START SELECTED PASSAGE

FDA Issues Updated Spent Grain Rules
WASHINGTON, DC – The U.S. Food and Drug Administration (FDA) announced updated rules today on human and animal food controls that we believe adopt the Beer Institute’s position and prevent onerous regulation on how brewers market our spent grains. You can read the FDA’s revisions to the rule, made as part of the Food Safety Modernization Act, by clicking here.
Jim McGreevy, President and CEO of the Beer Institute, said, “We are gratified that the Food and Drug Administration listened to our concerns about their proposed rule. They have made the changes necessary for U.S. brewers to continue to market our spent grains as we always have – safely, with industry-best standards for testing, monitoring and management of the grains from the start of the brewing process. Brewers have enjoyed a centuries-long partnership with farmers who use our spent grains as animal feed, because of the standards that brewers start with, including the high quality of the grains we use to brew our beer.”
The Beer Institute has been working for two years with Members of Congress, regulators and allied organizations from dairy farmers to agriculture scientists in order to present a strong economic and scientific argument on this. (The Beer Institute is the national trade association representing brewers of all sizes, beer importers and industry suppliers like hops farmers and can and bottle manufacturers.)
Brewers’ spent grain exist as a natural and necessary result of the brewing process. For centuries, brewers, large and small, have disposed on their spent grain by giving or selling them to farmers and ranchers. This recycling process supports community green initiatives,
We will continue looking into this issue and will likely file additional comments in this new comment period.
Background on Brewers’ Spent Grain
- In 2012, U.S. brewers produced approximately 2.7 million tons of spent grains from brewing.
- The vast majority of spent grains used as animal feed are produced, distributed and consumed within 24 hours.
- Archaeological findings suggest that the practice of farmers feeding their animals spent grains supplied by brewers dates back to the Neolithic Era – making this relationship literally prehistoric.
- Brewers market their grains wet. It is impractical and capital intensive to dry and package spent brewers grains.

END SELECTED PASSAGE
START INFORMATION PROVIDED

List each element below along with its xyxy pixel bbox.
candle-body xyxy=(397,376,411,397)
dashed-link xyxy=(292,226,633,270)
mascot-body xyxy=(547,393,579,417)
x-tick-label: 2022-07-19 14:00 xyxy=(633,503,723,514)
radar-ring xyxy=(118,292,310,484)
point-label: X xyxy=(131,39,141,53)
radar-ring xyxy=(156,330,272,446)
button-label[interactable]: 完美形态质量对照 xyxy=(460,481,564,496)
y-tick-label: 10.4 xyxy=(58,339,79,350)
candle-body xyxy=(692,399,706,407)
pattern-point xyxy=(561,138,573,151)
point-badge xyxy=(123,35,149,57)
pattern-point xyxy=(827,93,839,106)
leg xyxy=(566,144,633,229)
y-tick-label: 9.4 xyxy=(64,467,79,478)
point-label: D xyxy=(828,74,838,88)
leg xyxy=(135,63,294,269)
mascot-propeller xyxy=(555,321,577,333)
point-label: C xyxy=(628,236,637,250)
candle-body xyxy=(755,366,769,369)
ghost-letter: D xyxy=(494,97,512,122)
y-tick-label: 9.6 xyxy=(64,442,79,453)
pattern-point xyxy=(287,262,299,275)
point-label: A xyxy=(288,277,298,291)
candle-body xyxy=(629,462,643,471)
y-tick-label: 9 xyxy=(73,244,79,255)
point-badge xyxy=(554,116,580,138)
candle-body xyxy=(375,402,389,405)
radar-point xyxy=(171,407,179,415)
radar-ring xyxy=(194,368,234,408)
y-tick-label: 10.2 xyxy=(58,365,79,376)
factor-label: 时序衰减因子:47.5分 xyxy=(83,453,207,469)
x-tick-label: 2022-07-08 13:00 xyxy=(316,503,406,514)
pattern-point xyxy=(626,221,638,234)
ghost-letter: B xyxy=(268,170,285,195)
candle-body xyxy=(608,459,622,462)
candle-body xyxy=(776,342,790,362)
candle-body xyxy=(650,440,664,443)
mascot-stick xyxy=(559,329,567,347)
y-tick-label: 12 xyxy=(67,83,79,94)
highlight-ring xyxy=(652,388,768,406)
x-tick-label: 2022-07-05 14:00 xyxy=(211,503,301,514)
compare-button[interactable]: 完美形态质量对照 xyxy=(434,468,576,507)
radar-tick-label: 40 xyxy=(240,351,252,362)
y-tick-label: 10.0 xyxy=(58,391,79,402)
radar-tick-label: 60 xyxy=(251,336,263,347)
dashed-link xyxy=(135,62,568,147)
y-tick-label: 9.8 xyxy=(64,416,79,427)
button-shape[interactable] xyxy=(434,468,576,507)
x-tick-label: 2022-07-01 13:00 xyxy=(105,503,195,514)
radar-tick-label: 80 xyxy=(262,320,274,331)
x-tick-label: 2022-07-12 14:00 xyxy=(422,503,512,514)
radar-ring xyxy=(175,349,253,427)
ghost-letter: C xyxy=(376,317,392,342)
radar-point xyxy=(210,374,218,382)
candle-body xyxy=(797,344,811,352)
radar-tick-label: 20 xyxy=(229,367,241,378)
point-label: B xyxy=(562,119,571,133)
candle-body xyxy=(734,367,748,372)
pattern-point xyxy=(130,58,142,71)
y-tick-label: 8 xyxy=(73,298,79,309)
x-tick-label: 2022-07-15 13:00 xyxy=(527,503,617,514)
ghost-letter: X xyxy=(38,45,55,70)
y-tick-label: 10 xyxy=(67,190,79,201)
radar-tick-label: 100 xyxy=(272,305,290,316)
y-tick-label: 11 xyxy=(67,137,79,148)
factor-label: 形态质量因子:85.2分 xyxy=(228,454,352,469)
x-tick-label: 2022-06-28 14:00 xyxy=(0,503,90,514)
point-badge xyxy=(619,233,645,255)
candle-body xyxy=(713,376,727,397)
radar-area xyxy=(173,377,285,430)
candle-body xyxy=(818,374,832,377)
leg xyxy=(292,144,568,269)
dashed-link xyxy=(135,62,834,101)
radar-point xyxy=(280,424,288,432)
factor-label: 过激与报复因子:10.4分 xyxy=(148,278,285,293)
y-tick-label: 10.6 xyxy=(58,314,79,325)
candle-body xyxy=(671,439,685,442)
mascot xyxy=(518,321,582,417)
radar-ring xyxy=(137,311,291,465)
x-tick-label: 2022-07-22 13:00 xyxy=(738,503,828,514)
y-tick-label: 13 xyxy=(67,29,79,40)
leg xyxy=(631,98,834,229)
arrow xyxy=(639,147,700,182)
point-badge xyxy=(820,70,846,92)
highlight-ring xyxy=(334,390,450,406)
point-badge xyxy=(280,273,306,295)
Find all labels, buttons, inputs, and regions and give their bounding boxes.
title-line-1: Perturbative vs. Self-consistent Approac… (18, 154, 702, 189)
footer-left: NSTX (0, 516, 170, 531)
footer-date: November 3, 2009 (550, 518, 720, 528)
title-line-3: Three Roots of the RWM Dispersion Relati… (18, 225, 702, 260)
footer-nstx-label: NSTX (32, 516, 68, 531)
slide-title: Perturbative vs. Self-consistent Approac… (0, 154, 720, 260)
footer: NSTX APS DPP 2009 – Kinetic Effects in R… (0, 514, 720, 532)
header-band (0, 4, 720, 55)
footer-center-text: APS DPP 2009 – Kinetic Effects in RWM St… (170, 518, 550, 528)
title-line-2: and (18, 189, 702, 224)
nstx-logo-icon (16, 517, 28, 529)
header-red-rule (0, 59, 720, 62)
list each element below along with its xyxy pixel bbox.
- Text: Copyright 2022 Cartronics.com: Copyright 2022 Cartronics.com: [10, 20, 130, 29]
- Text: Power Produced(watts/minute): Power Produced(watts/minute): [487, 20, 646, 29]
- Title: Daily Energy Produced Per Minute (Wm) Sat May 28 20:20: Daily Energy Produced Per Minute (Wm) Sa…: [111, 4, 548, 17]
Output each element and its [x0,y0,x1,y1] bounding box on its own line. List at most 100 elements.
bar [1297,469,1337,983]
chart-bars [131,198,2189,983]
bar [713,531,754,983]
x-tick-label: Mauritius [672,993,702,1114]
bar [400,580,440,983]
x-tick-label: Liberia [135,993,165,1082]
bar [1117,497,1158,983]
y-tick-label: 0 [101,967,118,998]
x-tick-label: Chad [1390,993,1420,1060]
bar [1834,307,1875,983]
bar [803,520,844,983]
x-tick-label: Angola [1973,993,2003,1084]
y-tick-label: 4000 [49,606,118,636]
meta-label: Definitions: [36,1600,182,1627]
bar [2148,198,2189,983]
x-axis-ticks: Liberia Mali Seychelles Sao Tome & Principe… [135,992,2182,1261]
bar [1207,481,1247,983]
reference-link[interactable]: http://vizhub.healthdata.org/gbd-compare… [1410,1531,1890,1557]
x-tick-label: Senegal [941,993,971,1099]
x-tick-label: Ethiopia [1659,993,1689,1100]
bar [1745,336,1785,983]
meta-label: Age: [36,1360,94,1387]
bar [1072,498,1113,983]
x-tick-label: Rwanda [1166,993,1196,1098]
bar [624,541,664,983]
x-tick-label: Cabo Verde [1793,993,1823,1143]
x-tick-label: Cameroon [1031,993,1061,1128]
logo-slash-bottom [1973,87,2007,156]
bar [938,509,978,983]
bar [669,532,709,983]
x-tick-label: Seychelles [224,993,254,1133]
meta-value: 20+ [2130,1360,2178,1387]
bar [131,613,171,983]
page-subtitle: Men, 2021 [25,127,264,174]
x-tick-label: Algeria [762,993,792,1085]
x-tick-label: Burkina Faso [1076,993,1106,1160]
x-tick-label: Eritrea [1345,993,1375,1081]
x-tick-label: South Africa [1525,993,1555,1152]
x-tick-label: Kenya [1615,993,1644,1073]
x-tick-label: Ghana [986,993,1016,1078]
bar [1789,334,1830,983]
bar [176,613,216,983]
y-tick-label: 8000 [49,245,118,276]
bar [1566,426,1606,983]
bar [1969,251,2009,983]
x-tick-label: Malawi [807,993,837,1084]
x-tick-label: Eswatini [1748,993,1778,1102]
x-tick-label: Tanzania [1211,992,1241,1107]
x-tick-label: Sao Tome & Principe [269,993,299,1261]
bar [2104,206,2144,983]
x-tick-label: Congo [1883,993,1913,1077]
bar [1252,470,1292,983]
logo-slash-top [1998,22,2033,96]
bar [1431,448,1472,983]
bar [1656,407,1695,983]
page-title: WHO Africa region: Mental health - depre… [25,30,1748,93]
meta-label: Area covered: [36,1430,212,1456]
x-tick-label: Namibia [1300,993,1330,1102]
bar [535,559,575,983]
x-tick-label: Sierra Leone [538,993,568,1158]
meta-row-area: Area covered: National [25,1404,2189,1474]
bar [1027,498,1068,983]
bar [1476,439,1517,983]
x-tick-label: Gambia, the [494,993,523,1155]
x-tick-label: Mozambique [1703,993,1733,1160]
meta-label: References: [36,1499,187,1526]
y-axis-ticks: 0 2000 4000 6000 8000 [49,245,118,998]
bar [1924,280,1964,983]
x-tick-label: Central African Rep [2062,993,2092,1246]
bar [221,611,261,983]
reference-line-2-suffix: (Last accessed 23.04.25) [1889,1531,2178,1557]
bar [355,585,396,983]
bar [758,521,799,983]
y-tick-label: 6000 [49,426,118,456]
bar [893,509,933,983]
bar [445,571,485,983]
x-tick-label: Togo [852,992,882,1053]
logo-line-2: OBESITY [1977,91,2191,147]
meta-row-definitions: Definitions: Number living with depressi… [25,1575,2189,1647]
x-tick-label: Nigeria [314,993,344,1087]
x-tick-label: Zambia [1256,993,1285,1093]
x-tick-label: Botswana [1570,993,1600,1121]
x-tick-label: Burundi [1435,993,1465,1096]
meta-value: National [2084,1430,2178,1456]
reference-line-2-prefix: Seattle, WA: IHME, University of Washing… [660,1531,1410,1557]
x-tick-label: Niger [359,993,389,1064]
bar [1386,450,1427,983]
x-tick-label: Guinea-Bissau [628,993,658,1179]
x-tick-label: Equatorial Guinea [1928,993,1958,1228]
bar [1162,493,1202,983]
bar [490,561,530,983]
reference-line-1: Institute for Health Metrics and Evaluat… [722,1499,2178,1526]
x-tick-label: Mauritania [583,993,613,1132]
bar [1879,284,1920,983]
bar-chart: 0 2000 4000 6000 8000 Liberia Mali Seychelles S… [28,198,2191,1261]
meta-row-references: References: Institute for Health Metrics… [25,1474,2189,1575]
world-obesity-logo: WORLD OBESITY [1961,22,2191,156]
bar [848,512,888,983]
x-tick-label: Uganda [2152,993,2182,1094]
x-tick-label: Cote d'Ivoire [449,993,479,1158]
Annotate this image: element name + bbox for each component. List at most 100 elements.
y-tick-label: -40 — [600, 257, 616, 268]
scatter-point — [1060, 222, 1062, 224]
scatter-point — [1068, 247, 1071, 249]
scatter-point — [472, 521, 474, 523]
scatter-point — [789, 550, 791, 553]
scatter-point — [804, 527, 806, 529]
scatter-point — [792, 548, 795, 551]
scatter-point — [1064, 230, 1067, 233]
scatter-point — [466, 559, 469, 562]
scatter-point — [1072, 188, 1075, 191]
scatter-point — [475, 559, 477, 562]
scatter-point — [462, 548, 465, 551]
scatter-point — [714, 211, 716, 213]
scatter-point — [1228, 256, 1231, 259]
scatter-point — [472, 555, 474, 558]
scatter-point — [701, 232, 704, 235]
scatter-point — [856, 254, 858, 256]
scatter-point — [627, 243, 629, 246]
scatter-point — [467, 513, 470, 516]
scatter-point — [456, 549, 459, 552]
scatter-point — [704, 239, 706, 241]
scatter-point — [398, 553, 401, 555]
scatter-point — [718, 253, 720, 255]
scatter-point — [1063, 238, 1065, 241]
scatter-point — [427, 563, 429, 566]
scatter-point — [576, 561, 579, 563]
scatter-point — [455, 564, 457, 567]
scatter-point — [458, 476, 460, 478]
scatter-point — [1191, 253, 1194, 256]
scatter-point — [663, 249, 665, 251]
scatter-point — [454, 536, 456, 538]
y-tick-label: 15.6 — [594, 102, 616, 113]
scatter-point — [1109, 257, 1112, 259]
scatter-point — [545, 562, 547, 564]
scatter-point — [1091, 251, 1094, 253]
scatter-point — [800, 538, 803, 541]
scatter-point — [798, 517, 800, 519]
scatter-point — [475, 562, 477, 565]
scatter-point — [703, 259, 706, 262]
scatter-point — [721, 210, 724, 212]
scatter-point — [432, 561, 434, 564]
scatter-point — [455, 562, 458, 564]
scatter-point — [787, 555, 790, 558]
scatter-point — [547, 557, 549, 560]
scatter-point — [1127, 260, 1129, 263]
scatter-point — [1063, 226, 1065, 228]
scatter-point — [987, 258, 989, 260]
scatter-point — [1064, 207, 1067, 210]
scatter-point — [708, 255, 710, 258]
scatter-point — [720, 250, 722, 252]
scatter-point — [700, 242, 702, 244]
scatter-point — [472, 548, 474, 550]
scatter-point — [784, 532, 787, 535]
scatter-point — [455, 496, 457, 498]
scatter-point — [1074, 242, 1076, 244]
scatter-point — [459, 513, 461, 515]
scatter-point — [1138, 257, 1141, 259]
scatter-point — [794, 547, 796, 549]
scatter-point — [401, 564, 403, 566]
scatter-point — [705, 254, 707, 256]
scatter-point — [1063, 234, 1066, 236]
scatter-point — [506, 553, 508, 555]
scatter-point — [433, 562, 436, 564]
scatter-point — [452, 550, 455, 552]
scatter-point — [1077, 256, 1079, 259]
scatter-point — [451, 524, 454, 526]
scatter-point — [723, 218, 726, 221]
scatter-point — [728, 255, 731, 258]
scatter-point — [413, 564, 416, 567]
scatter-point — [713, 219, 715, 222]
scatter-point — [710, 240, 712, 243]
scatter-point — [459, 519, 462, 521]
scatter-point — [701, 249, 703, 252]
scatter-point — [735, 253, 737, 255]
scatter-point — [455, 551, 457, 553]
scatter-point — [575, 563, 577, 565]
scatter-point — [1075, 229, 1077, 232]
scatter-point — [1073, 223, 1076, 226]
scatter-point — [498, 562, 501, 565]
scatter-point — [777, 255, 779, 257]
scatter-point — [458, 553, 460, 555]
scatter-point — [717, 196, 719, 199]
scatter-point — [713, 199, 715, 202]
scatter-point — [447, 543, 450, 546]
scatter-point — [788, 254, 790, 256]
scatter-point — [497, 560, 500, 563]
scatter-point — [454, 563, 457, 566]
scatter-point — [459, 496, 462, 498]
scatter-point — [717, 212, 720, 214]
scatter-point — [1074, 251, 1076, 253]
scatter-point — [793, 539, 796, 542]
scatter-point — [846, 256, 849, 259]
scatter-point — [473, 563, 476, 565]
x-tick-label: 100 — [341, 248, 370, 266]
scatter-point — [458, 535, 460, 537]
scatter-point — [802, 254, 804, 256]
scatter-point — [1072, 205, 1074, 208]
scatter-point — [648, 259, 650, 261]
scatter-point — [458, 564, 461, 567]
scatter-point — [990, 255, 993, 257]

END INFORMATION PROVIDED

- _EXERCISE INSTRUCTIONS_
a – From the FDA spent grain announcement, return the passage starting at "Background on Brewers’" and ending at "relationship literally prehistoric.".
b – Extend the FDA spent grain announcement with the text that would follow its last line.

- _YOUR RESPONSES_
a –
Background on Brewers’ Spent Grain
- In 2012, U.S. brewers produced approximately 2.7 million tons of spent grains from brewing.
- The vast majority of spent grains used as animal feed are produced, distributed and consumed within 24 hours.
- Archaeological findings suggest that the practice of farmers feeding their animals spent grains supplied by brewers dates back to the Neolithic Era – making this relationship literally prehistoric.

b –
- The qualities of barley needed to brew beer exceed existing FDA standards for human consumption. In order to malt the barley for the purpose of brewing, the grains must meet exacting standards, and tested in the field – often as closely as acre-by-acre.
On March 31, 2014, the Beer Institute filed joint comments with the American Malting Barley Association in order to protect a centuries-old and environmentally-conscious practice of brewers marketing their brewers’ grain to local animal producers. Please click here to view the comments. On November of 2013, the Beer Institute filed two additional comments with the FDA regarding proposed FSMA regulations. The first comment, filed jointly with the Brewers Association, asked the FDA to add hops to the list of produce that is exempt from regulation under FSMA because hops are not consumed raw and are quite safe.
The American Malting Barley Association again joined the BI in our second letter last November – asking the FDA to exempt brewers’ spent grain from FSMA regulation for human food because they are safe and merely the byproduct of brewing.
The Beer Institute will continue following all developments with the FSMA and any proposed regulations that may impact U.S. brewers.
The Beer Institute is the national trade association for the American brewing industry, representing both large and small brewers, as well as importers and industry suppliers. First founded in 1862 as the U.S. Brewers Association, the Beer Institute is committed today to the development of sound public policy and to the values of civic duty and personal responsibility: www.BeerInstitute.org. Connect with us @BeerInstitute and on Facebook.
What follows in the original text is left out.